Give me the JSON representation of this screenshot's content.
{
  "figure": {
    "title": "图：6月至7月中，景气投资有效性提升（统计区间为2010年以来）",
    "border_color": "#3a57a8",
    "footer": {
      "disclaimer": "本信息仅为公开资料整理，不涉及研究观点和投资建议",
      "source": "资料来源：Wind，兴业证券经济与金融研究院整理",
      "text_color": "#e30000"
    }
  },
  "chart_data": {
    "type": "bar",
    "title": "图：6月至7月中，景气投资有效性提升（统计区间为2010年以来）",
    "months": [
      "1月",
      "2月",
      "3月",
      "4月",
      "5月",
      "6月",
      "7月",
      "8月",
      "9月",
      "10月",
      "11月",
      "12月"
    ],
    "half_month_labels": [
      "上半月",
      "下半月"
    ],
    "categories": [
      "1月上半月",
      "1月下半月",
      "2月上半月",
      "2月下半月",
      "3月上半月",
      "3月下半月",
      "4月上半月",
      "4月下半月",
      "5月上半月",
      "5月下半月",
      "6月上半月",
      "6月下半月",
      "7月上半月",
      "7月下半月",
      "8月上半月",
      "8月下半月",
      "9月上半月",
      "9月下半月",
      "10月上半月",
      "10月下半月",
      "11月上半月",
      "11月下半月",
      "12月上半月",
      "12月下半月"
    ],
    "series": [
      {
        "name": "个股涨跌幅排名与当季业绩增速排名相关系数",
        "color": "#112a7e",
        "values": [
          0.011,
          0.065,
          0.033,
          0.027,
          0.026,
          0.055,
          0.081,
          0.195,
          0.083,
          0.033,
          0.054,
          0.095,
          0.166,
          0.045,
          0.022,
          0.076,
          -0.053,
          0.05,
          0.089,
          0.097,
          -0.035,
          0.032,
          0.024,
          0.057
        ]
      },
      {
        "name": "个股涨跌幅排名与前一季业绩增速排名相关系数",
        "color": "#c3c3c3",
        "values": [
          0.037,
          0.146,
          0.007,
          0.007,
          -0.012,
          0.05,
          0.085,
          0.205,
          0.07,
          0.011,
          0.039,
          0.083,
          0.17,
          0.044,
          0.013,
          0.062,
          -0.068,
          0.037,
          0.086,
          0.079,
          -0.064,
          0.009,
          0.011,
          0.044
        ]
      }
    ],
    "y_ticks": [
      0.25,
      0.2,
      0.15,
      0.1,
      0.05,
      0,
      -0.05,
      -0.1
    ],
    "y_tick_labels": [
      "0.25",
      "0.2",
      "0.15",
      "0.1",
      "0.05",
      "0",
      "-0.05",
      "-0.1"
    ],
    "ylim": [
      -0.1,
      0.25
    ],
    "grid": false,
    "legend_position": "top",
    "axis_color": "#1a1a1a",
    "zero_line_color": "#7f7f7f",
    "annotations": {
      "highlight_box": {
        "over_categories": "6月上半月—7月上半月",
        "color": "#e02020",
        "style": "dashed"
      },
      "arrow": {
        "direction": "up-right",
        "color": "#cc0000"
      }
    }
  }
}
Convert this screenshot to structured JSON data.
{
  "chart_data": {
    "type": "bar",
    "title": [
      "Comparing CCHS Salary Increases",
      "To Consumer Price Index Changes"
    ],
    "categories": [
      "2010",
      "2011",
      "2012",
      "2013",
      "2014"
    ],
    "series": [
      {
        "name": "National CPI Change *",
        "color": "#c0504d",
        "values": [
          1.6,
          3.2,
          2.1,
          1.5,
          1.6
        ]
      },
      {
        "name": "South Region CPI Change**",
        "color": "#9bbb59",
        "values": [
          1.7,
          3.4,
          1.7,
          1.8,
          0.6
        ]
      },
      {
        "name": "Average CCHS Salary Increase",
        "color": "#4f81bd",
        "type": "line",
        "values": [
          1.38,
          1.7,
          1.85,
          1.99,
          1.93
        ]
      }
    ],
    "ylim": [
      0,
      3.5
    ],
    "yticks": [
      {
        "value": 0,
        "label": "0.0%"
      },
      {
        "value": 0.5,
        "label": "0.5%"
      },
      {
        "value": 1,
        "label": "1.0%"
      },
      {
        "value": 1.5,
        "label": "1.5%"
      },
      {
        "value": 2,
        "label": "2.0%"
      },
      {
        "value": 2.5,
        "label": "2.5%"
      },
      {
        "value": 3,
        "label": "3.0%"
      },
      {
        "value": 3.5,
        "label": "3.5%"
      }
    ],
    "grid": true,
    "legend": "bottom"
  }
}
* * * * *
**Task statement**
From the line that contains "Convert this screenshot" down to the last line of the listing above, repeat each line exactly, and include nothing else.

**The reply**
Convert this screenshot to structured JSON data.
{
  "chart_data": {
    "type": "bar",
    "title": [
      "Comparing CCHS Salary Increases",
      "To Consumer Price Index Changes"
    ],
    "categories": [
      "2010",
      "2011",
      "2012",
      "2013",
      "2014"
    ],
    "series": [
      {
        "name": "National CPI Change *",
        "color": "#c0504d",
        "values": [
          1.6,
          3.2,
          2.1,
          1.5,
          1.6
        ]
      },
      {
        "name": "South Region CPI Change**",
        "color": "#9bbb59",
        "values": [
          1.7,
          3.4,
          1.7,
          1.8,
          0.6
        ]
      },
      {
        "name": "Average CCHS Salary Increase",
        "color": "#4f81bd",
        "type": "line",
        "values": [
          1.38,
          1.7,
          1.85,
          1.99,
          1.93
        ]
      }
    ],
    "ylim": [
      0,
      3.5
    ],
    "yticks": [
      {
        "value": 0,
        "label": "0.0%"
      },
      {
        "value": 0.5,
        "label": "0.5%"
      },
      {
        "value": 1,
        "label": "1.0%"
      },
      {
        "value": 1.5,
        "label": "1.5%"
      },
      {
        "value": 2,
        "label": "2.0%"
      },
      {
        "value": 2.5,
        "label": "2.5%"
      },
      {
        "value": 3,
        "label": "3.0%"
      },
      {
        "value": 3.5,
        "label": "3.5%"
      }
    ],
    "grid": true,
    "legend": "bottom"
  }
}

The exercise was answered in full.